[Data entries]
_ _ _ _ _

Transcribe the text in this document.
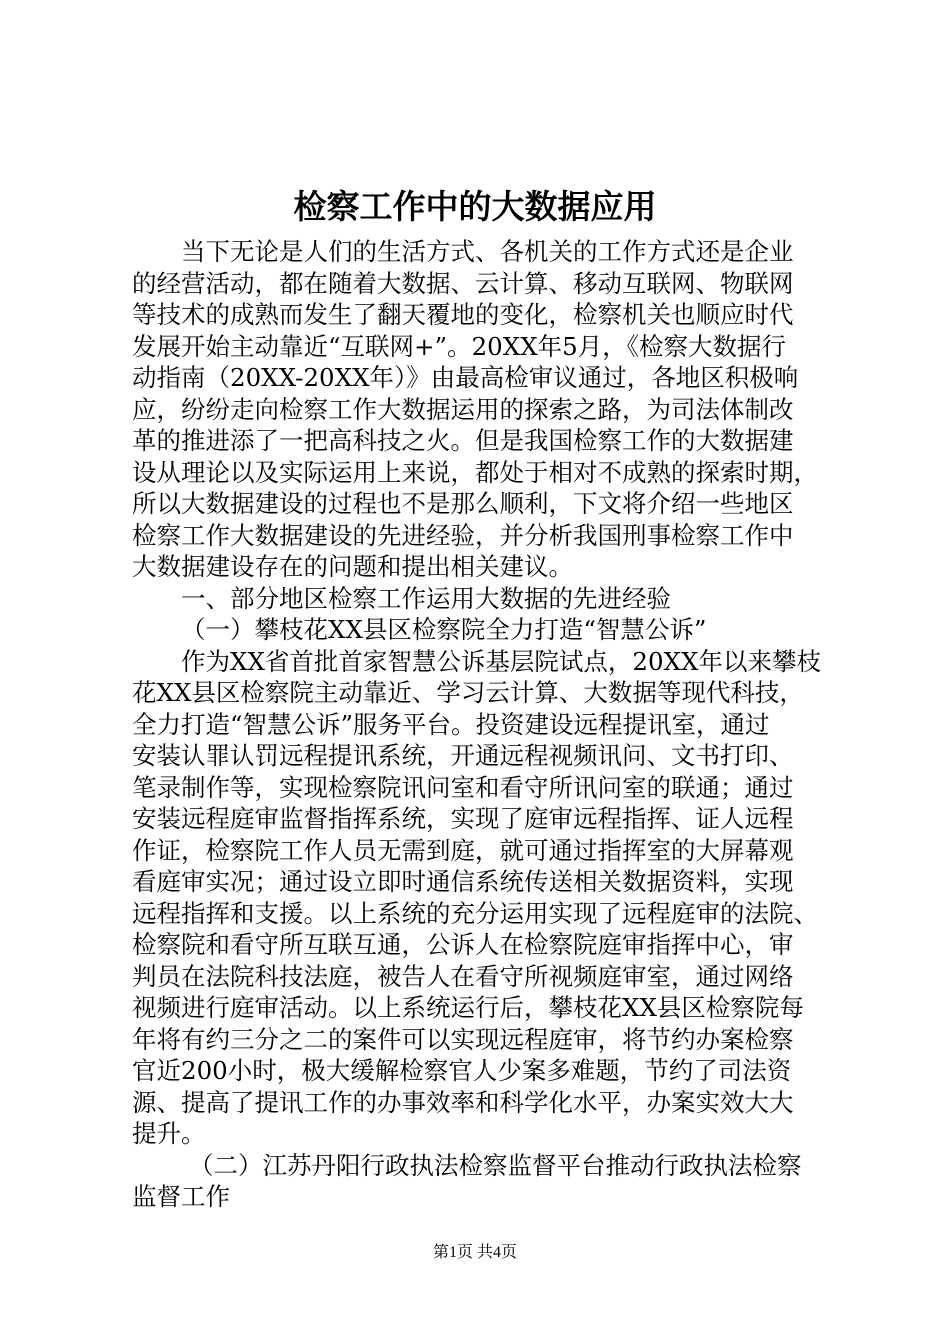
检察工作中的大数据应用

当下无论是人们的生活方式、各机关的工作方式还是企业

的经营活动，都在随着大数据、云计算、移动互联网、物联网

等技术的成熟而发生了翻天覆地的变化，检察机关也顺应时代

发展开始主动靠近“互联网+”。20XX年5月，《检察大数据行

动指南（20XX-20XX年）》由最高检审议通过，各地区积极响

应，纷纷走向检察工作大数据运用的探索之路，为司法体制改

革的推进添了一把高科技之火。但是我国检察工作的大数据建

设从理论以及实际运用上来说，都处于相对不成熟的探索时期，

所以大数据建设的过程也不是那么顺利，下文将介绍一些地区

检察工作大数据建设的先进经验，并分析我国刑事检察工作中

大数据建设存在的问题和提出相关建议。

一、部分地区检察工作运用大数据的先进经验

（一）攀枝花XX县区检察院全力打造“智慧公诉”

作为XX省首批首家智慧公诉基层院试点，20XX年以来攀枝

花XX县区检察院主动靠近、学习云计算、大数据等现代科技，

全力打造“智慧公诉”服务平台。投资建设远程提讯室，通过

安装认罪认罚远程提讯系统，开通远程视频讯问、文书打印、

笔录制作等，实现检察院讯问室和看守所讯问室的联通；通过

安装远程庭审监督指挥系统，实现了庭审远程指挥、证人远程

作证，检察院工作人员无需到庭，就可通过指挥室的大屏幕观

看庭审实况；通过设立即时通信系统传送相关数据资料，实现

远程指挥和支援。以上系统的充分运用实现了远程庭审的法院、

检察院和看守所互联互通，公诉人在检察院庭审指挥中心，审

判员在法院科技法庭，被告人在看守所视频庭审室，通过网络

视频进行庭审活动。以上系统运行后，攀枝花XX县区检察院每

年将有约三分之二的案件可以实现远程庭审，将节约办案检察

官近200小时，极大缓解检察官人少案多难题，节约了司法资

源、提高了提讯工作的办事效率和科学化水平，办案实效大大

提升。

（二）江苏丹阳行政执法检察监督平台推动行政执法检察

监督工作

第1页 共4页
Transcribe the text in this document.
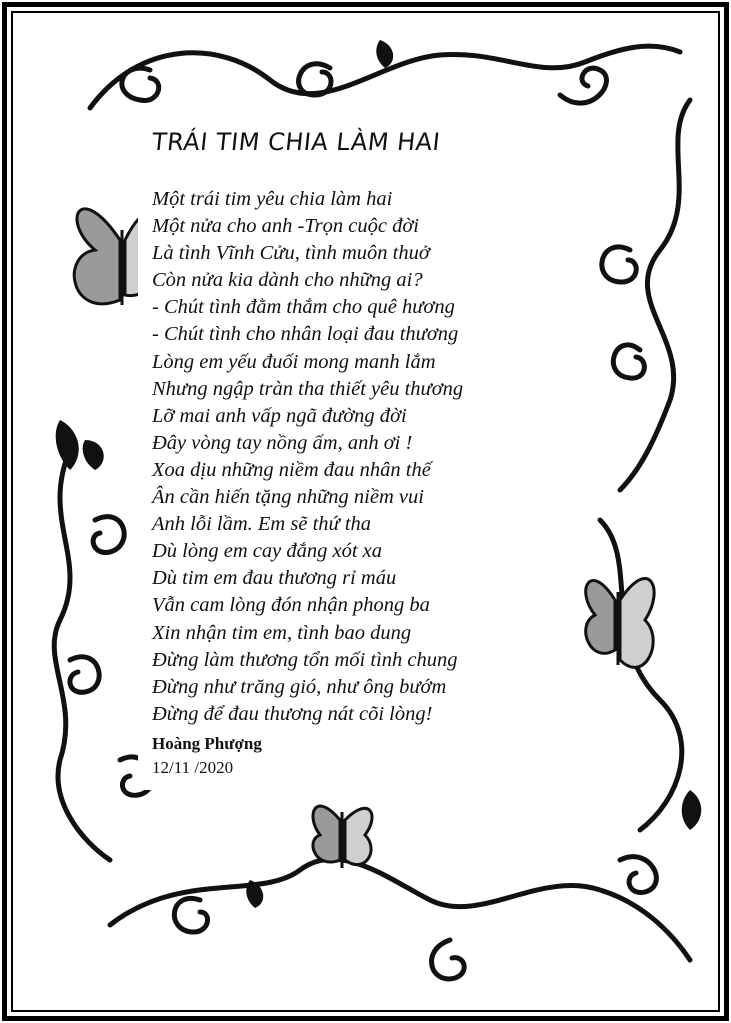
TRÁI TIM CHIA LÀM HAI
Một trái tim yêu chia làm hai
Một nửa cho anh -Trọn cuộc đời
Là tình Vĩnh Cửu, tình muôn thuở
Còn nửa kia dành cho những ai?
- Chút tình đằm thắm cho quê hương
- Chút tình cho nhân loại đau thương
Lòng em yếu đuối mong manh lắm
Nhưng ngập tràn tha thiết yêu thương
Lỡ mai anh vấp ngã đường đời
Đây vòng tay nồng ấm, anh ơi !
Xoa dịu những niềm đau nhân thế
Ân cần hiến tặng những niềm vui
Anh lỗi lầm. Em sẽ thứ tha
Dù lòng em cay đắng xót xa
Dù tim em đau thương rỉ máu
Vẫn cam lòng đón nhận phong ba
Xin nhận tim em, tình bao dung
Đừng làm thương tổn mối tình chung
Đừng như trăng gió, như ông bướm
Đừng để đau thương nát cõi lòng!
Hoàng Phượng
12/11 /2020
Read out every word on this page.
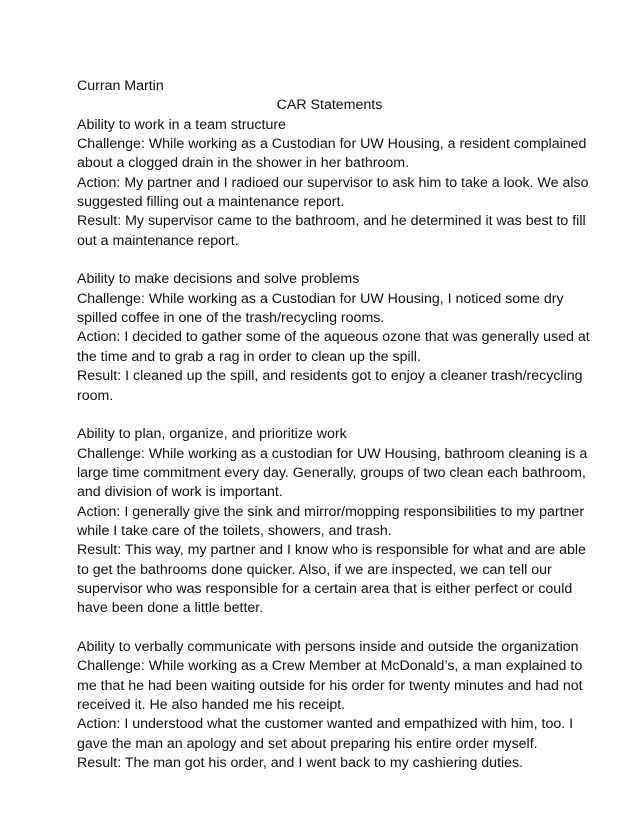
Curran Martin
CAR Statements
Ability to work in a team structure
Challenge: While working as a Custodian for UW Housing, a resident complained
about a clogged drain in the shower in her bathroom.
Action: My partner and I radioed our supervisor to ask him to take a look. We also
suggested filling out a maintenance report.
Result: My supervisor came to the bathroom, and he determined it was best to fill
out a maintenance report.
Ability to make decisions and solve problems
Challenge: While working as a Custodian for UW Housing, I noticed some dry
spilled coffee in one of the trash/recycling rooms.
Action: I decided to gather some of the aqueous ozone that was generally used at
the time and to grab a rag in order to clean up the spill.
Result: I cleaned up the spill, and residents got to enjoy a cleaner trash/recycling
room.
Ability to plan, organize, and prioritize work
Challenge: While working as a custodian for UW Housing, bathroom cleaning is a
large time commitment every day. Generally, groups of two clean each bathroom,
and division of work is important.
Action: I generally give the sink and mirror/mopping responsibilities to my partner
while I take care of the toilets, showers, and trash.
Result: This way, my partner and I know who is responsible for what and are able
to get the bathrooms done quicker. Also, if we are inspected, we can tell our
supervisor who was responsible for a certain area that is either perfect or could
have been done a little better.
Ability to verbally communicate with persons inside and outside the organization
Challenge: While working as a Crew Member at McDonald’s, a man explained to
me that he had been waiting outside for his order for twenty minutes and had not
received it. He also handed me his receipt.
Action: I understood what the customer wanted and empathized with him, too. I
gave the man an apology and set about preparing his entire order myself.
Result: The man got his order, and I went back to my cashiering duties.
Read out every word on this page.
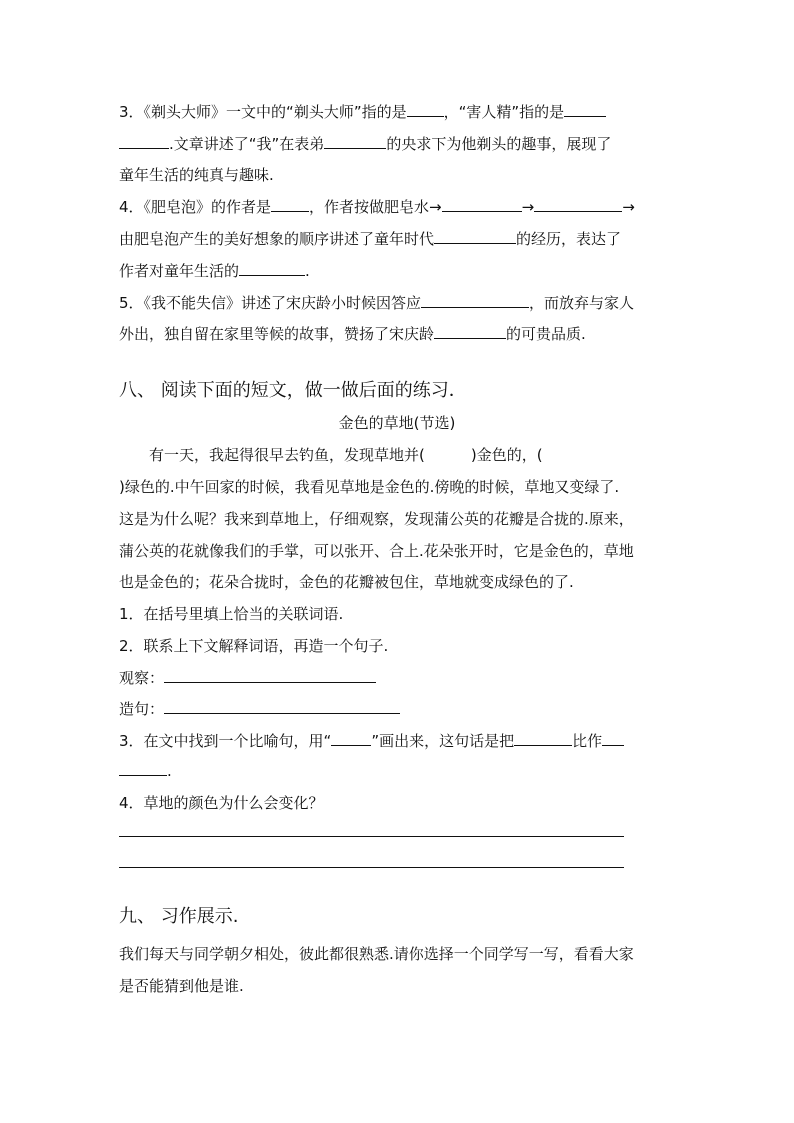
3．《剃头大师》一文中的“剃头大师”指的是 ，“害人精”指的是
.文章讲述了“我”在表弟	的央求下为他剃头的趣事，展现了
童年生活的纯真与趣味.
4．《肥皂泡》的作者是	，作者按做肥皂水→	→	→
由肥皂泡产生的美好想象的顺序讲述了童年时代	的经历，表达了
作者对童年生活的	.
5．《我不能失信》讲述了宋庆龄小时候因答应	，而放弃与家人
外出，独自留在家里等候的故事，赞扬了宋庆龄	的可贵品质.
八、 阅读下面的短文，做一做后面的练习．
金色的草地(节选)
有一天，我起得很早去钓鱼，发现草地并(	)金色的，(
)绿色的.中午回家的时候，我看见草地是金色的.傍晚的时候，草地又变绿了.
这是为什么呢？我来到草地上，仔细观察，发现蒲公英的花瓣是合拢的.原来，
蒲公英的花就像我们的手掌，可以张开、合上.花朵张开时，它是金色的，草地
也是金色的；花朵合拢时，金色的花瓣被包住，草地就变成绿色的了.
1．在括号里填上恰当的关联词语.
2．联系上下文解释词语，再造一个句子.
观察：
造句：
3．在文中找到一个比喻句，用“	”画出来，这句话是把	比作
.
4．草地的颜色为什么会变化？
九、 习作展示.
我们每天与同学朝夕相处，彼此都很熟悉.请你选择一个同学写一写，看看大家
是否能猜到他是谁.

_ _ _ _ _

- [THE REQUEST] Show every line above in which the word "outside" occurs.

- [TASK RESULT]
Ability to verbally communicate with persons inside and outside the organization
me that he had been waiting outside for his order for twenty minutes and had not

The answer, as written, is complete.